[Raw records]
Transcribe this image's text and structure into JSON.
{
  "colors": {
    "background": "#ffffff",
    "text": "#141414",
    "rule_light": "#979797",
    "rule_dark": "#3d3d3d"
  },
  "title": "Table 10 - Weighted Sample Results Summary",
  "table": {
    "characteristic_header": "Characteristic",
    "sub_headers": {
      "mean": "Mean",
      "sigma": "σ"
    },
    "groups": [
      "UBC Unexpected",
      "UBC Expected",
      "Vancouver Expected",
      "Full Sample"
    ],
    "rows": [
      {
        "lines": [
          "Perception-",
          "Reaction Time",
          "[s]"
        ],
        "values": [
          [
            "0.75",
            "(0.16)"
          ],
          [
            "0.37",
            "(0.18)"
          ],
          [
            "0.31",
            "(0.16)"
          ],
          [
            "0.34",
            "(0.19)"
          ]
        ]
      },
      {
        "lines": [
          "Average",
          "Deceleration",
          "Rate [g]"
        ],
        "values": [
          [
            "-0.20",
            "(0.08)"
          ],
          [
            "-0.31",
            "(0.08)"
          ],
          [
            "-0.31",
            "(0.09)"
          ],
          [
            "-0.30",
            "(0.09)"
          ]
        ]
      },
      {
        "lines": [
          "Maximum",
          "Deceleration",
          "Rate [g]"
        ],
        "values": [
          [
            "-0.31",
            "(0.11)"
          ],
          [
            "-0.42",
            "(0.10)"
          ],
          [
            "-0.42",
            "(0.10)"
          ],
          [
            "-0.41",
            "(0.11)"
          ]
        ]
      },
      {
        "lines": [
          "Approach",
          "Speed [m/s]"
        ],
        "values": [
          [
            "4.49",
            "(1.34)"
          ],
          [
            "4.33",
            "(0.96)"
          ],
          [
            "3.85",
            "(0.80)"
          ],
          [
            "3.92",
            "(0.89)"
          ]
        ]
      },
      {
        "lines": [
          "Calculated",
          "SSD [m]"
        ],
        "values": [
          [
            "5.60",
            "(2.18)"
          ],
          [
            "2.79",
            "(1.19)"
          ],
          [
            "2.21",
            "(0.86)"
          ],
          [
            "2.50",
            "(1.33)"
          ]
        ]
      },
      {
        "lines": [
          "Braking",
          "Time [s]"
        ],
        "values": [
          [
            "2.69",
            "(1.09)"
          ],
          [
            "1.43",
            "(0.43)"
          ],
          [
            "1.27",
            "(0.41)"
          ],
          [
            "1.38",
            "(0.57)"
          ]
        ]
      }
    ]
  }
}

* **Exercise**: Each record should come back exactly as written.

* **Exercise response**:
Transcribe this image's text and structure into JSON.
{
  "colors": {
    "background": "#ffffff",
    "text": "#141414",
    "rule_light": "#979797",
    "rule_dark": "#3d3d3d"
  },
  "title": "Table 10 - Weighted Sample Results Summary",
  "table": {
    "characteristic_header": "Characteristic",
    "sub_headers": {
      "mean": "Mean",
      "sigma": "σ"
    },
    "groups": [
      "UBC Unexpected",
      "UBC Expected",
      "Vancouver Expected",
      "Full Sample"
    ],
    "rows": [
      {
        "lines": [
          "Perception-",
          "Reaction Time",
          "[s]"
        ],
        "values": [
          [
            "0.75",
            "(0.16)"
          ],
          [
            "0.37",
            "(0.18)"
          ],
          [
            "0.31",
            "(0.16)"
          ],
          [
            "0.34",
            "(0.19)"
          ]
        ]
      },
      {
        "lines": [
          "Average",
          "Deceleration",
          "Rate [g]"
        ],
        "values": [
          [
            "-0.20",
            "(0.08)"
          ],
          [
            "-0.31",
            "(0.08)"
          ],
          [
            "-0.31",
            "(0.09)"
          ],
          [
            "-0.30",
            "(0.09)"
          ]
        ]
      },
      {
        "lines": [
          "Maximum",
          "Deceleration",
          "Rate [g]"
        ],
        "values": [
          [
            "-0.31",
            "(0.11)"
          ],
          [
            "-0.42",
            "(0.10)"
          ],
          [
            "-0.42",
            "(0.10)"
          ],
          [
            "-0.41",
            "(0.11)"
          ]
        ]
      },
      {
        "lines": [
          "Approach",
          "Speed [m/s]"
        ],
        "values": [
          [
            "4.49",
            "(1.34)"
          ],
          [
            "4.33",
            "(0.96)"
          ],
          [
            "3.85",
            "(0.80)"
          ],
          [
            "3.92",
            "(0.89)"
          ]
        ]
      },
      {
        "lines": [
          "Calculated",
          "SSD [m]"
        ],
        "values": [
          [
            "5.60",
            "(2.18)"
          ],
          [
            "2.79",
            "(1.19)"
          ],
          [
            "2.21",
            "(0.86)"
          ],
          [
            "2.50",
            "(1.33)"
          ]
        ]
      },
      {
        "lines": [
          "Braking",
          "Time [s]"
        ],
        "values": [
          [
            "2.69",
            "(1.09)"
          ],
          [
            "1.43",
            "(0.43)"
          ],
          [
            "1.27",
            "(0.41)"
          ],
          [
            "1.38",
            "(0.57)"
          ]
        ]
      }
    ]
  }
}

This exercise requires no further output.